** Start Records for this task **

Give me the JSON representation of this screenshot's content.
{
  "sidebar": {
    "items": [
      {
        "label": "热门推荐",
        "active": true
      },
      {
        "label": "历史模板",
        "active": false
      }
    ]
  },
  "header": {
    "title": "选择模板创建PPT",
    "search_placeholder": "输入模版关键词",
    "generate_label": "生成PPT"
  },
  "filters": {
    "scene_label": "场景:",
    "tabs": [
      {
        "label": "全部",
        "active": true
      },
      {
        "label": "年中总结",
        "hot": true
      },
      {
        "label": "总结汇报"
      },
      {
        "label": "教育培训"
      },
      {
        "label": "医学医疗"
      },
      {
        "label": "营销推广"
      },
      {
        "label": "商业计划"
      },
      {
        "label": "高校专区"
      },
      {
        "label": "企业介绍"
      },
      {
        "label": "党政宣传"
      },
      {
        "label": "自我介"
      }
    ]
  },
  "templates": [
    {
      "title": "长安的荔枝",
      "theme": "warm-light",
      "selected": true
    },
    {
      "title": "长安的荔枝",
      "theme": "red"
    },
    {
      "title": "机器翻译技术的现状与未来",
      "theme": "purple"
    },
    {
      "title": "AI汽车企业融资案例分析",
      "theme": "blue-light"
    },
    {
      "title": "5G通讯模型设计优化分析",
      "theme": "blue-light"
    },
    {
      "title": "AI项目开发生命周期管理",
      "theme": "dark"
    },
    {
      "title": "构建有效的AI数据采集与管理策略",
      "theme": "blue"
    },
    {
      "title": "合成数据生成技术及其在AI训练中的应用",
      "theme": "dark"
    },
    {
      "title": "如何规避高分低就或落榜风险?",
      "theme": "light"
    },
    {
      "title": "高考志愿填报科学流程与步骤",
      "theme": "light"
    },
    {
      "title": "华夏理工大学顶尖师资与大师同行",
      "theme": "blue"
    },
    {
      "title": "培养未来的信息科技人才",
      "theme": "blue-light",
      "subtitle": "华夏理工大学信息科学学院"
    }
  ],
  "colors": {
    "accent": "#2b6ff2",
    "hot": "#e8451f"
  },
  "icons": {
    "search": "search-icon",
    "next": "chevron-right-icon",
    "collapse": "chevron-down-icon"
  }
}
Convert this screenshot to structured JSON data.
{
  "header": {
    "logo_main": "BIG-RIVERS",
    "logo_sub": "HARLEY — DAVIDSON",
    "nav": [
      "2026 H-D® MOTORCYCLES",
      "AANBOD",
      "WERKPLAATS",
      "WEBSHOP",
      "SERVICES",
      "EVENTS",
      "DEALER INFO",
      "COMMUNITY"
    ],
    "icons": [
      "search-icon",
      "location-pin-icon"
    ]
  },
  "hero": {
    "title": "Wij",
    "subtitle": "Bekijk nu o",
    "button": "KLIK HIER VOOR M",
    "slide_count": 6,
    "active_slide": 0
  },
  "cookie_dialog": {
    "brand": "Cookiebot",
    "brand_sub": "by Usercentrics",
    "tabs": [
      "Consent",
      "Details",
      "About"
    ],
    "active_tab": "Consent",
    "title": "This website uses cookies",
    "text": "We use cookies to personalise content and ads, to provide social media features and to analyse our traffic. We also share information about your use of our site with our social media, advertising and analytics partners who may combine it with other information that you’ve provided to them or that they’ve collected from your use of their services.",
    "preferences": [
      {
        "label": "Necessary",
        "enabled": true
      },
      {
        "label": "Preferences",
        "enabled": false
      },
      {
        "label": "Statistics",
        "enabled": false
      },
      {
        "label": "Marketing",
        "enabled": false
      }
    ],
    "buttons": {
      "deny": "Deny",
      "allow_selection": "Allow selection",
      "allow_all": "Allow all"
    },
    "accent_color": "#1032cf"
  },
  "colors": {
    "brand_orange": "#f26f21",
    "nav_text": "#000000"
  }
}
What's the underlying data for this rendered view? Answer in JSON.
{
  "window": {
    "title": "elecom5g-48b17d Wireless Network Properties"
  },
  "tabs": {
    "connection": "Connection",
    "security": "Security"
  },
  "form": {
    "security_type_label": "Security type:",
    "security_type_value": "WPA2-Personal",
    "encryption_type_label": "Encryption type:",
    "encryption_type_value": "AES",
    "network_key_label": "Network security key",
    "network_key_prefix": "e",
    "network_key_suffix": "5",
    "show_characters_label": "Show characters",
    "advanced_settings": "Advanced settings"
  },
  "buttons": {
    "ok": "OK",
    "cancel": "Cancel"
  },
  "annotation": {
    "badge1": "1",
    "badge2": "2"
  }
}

** End Records for this task **

* [Prompt]: Your task is to quote all of the data word for word.

* [Exercise output]:
Give me the JSON representation of this screenshot's content.
{
  "sidebar": {
    "items": [
      {
        "label": "热门推荐",
        "active": true
      },
      {
        "label": "历史模板",
        "active": false
      }
    ]
  },
  "header": {
    "title": "选择模板创建PPT",
    "search_placeholder": "输入模版关键词",
    "generate_label": "生成PPT"
  },
  "filters": {
    "scene_label": "场景:",
    "tabs": [
      {
        "label": "全部",
        "active": true
      },
      {
        "label": "年中总结",
        "hot": true
      },
      {
        "label": "总结汇报"
      },
      {
        "label": "教育培训"
      },
      {
        "label": "医学医疗"
      },
      {
        "label": "营销推广"
      },
      {
        "label": "商业计划"
      },
      {
        "label": "高校专区"
      },
      {
        "label": "企业介绍"
      },
      {
        "label": "党政宣传"
      },
      {
        "label": "自我介"
      }
    ]
  },
  "templates": [
    {
      "title": "长安的荔枝",
      "theme": "warm-light",
      "selected": true
    },
    {
      "title": "长安的荔枝",
      "theme": "red"
    },
    {
      "title": "机器翻译技术的现状与未来",
      "theme": "purple"
    },
    {
      "title": "AI汽车企业融资案例分析",
      "theme": "blue-light"
    },
    {
      "title": "5G通讯模型设计优化分析",
      "theme": "blue-light"
    },
    {
      "title": "AI项目开发生命周期管理",
      "theme": "dark"
    },
    {
      "title": "构建有效的AI数据采集与管理策略",
      "theme": "blue"
    },
    {
      "title": "合成数据生成技术及其在AI训练中的应用",
      "theme": "dark"
    },
    {
      "title": "如何规避高分低就或落榜风险?",
      "theme": "light"
    },
    {
      "title": "高考志愿填报科学流程与步骤",
      "theme": "light"
    },
    {
      "title": "华夏理工大学顶尖师资与大师同行",
      "theme": "blue"
    },
    {
      "title": "培养未来的信息科技人才",
      "theme": "blue-light",
      "subtitle": "华夏理工大学信息科学学院"
    }
  ],
  "colors": {
    "accent": "#2b6ff2",
    "hot": "#e8451f"
  },
  "icons": {
    "search": "search-icon",
    "next": "chevron-right-icon",
    "collapse": "chevron-down-icon"
  }
}
Convert this screenshot to structured JSON data.
{
  "header": {
    "logo_main": "BIG-RIVERS",
    "logo_sub": "HARLEY — DAVIDSON",
    "nav": [
      "2026 H-D® MOTORCYCLES",
      "AANBOD",
      "WERKPLAATS",
      "WEBSHOP",
      "SERVICES",
      "EVENTS",
      "DEALER INFO",
      "COMMUNITY"
    ],
    "icons": [
      "search-icon",
      "location-pin-icon"
    ]
  },
  "hero": {
    "title": "Wij",
    "subtitle": "Bekijk nu o",
    "button": "KLIK HIER VOOR M",
    "slide_count": 6,
    "active_slide": 0
  },
  "cookie_dialog": {
    "brand": "Cookiebot",
    "brand_sub": "by Usercentrics",
    "tabs": [
      "Consent",
      "Details",
      "About"
    ],
    "active_tab": "Consent",
    "title": "This website uses cookies",
    "text": "We use cookies to personalise content and ads, to provide social media features and to analyse our traffic. We also share information about your use of our site with our social media, advertising and analytics partners who may combine it with other information that you’ve provided to them or that they’ve collected from your use of their services.",
    "preferences": [
      {
        "label": "Necessary",
        "enabled": true
      },
      {
        "label": "Preferences",
        "enabled": false
      },
      {
        "label": "Statistics",
        "enabled": false
      },
      {
        "label": "Marketing",
        "enabled": false
      }
    ],
    "buttons": {
      "deny": "Deny",
      "allow_selection": "Allow selection",
      "allow_all": "Allow all"
    },
    "accent_color": "#1032cf"
  },
  "colors": {
    "brand_orange": "#f26f21",
    "nav_text": "#000000"
  }
}
What's the underlying data for this rendered view? Answer in JSON.
{
  "window": {
    "title": "elecom5g-48b17d Wireless Network Properties"
  },
  "tabs": {
    "connection": "Connection",
    "security": "Security"
  },
  "form": {
    "security_type_label": "Security type:",
    "security_type_value": "WPA2-Personal",
    "encryption_type_label": "Encryption type:",
    "encryption_type_value": "AES",
    "network_key_label": "Network security key",
    "network_key_prefix": "e",
    "network_key_suffix": "5",
    "show_characters_label": "Show characters",
    "advanced_settings": "Advanced settings"
  },
  "buttons": {
    "ok": "OK",
    "cancel": "Cancel"
  },
  "annotation": {
    "badge1": "1",
    "badge2": "2"
  }
}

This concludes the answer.